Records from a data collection
----------------------------------------

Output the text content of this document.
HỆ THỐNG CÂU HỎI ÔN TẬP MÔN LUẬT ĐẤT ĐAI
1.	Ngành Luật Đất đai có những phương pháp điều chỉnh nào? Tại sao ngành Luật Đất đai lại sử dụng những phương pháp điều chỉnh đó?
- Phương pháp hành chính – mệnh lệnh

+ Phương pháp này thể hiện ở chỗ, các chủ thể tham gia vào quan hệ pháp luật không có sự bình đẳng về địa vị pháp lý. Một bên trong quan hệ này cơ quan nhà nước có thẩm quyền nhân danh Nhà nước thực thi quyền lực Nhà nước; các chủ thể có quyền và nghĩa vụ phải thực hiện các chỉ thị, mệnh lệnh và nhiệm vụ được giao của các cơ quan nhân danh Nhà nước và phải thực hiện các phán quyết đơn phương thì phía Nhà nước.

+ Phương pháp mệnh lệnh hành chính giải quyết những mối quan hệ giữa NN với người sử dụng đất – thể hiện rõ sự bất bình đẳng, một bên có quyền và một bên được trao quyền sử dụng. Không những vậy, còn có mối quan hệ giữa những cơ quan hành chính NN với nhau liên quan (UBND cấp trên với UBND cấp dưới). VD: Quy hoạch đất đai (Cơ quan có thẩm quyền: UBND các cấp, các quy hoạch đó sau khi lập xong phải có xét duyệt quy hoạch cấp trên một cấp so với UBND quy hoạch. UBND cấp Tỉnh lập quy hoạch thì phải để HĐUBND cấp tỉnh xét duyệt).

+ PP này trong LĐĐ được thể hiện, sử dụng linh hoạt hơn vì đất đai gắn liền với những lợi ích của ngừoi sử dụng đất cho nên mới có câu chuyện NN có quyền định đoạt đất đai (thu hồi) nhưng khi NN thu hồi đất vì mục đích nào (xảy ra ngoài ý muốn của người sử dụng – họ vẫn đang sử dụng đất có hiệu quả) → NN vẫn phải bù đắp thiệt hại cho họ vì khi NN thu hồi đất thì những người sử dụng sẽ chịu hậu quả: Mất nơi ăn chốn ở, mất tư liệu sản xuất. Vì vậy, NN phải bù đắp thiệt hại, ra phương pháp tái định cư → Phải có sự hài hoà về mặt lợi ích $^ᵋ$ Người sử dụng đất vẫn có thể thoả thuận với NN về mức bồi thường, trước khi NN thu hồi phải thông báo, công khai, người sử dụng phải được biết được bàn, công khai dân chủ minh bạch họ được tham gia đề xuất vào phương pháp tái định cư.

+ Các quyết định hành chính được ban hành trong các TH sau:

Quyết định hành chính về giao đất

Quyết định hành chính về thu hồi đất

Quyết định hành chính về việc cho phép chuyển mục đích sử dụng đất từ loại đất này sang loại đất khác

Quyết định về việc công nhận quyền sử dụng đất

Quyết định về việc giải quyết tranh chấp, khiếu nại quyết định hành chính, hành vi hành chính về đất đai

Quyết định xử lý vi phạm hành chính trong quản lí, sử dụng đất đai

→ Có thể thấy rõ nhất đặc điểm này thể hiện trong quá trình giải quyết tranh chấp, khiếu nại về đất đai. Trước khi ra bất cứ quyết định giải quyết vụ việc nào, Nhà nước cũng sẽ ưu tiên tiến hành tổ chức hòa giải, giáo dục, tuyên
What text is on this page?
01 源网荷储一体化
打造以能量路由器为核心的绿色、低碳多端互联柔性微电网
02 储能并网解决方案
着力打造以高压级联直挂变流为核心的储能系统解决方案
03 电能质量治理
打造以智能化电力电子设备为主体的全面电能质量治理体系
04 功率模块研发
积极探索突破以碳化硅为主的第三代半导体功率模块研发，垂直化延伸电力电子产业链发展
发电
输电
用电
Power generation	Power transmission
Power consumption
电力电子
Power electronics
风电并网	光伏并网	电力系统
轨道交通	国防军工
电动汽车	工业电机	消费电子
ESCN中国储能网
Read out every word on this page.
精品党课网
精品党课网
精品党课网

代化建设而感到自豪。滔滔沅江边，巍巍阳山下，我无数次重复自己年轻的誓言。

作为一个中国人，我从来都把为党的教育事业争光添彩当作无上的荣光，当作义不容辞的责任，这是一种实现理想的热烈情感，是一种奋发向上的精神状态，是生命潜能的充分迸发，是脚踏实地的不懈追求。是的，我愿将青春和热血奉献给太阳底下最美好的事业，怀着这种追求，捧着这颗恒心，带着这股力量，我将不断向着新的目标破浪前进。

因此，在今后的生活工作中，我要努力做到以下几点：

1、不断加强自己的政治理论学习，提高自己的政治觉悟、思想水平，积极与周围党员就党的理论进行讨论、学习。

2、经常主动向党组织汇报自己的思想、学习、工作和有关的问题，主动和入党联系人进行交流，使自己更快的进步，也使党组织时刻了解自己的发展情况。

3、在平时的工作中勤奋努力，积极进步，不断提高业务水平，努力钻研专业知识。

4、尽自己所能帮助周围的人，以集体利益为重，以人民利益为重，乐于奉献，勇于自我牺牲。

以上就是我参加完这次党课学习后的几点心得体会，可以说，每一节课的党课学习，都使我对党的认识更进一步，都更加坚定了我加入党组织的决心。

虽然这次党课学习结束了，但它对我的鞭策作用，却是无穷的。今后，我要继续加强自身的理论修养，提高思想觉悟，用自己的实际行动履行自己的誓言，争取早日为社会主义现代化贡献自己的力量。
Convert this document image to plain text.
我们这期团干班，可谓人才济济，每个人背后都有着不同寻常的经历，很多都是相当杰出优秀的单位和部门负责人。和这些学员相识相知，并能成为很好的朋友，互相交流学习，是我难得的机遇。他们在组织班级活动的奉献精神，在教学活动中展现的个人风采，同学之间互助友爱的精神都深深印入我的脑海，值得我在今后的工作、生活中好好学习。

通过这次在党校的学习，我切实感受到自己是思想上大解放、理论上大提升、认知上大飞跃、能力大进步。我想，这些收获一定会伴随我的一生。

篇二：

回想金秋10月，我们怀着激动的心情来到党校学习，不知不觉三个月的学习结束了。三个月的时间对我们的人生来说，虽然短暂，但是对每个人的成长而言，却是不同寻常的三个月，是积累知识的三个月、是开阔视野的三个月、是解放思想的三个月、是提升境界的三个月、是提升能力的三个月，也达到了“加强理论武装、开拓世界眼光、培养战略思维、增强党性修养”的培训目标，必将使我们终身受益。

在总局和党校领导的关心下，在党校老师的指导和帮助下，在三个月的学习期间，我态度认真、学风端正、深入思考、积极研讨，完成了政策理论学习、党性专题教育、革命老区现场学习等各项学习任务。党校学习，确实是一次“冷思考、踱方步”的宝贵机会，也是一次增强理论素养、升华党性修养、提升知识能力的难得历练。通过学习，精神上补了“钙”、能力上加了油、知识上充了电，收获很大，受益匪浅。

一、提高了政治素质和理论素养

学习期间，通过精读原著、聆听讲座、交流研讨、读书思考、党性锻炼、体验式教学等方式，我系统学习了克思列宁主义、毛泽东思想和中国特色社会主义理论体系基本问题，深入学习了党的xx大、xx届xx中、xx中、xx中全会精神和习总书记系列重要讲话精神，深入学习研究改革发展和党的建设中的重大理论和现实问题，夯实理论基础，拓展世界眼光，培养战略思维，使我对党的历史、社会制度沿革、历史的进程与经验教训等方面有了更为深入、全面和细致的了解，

----------------------------------------

WHAT YOU ARE ASKED TO DO -> Reply with the number of lines in the material above that contain "công", and nothing more.

THE OUTPUT -> 2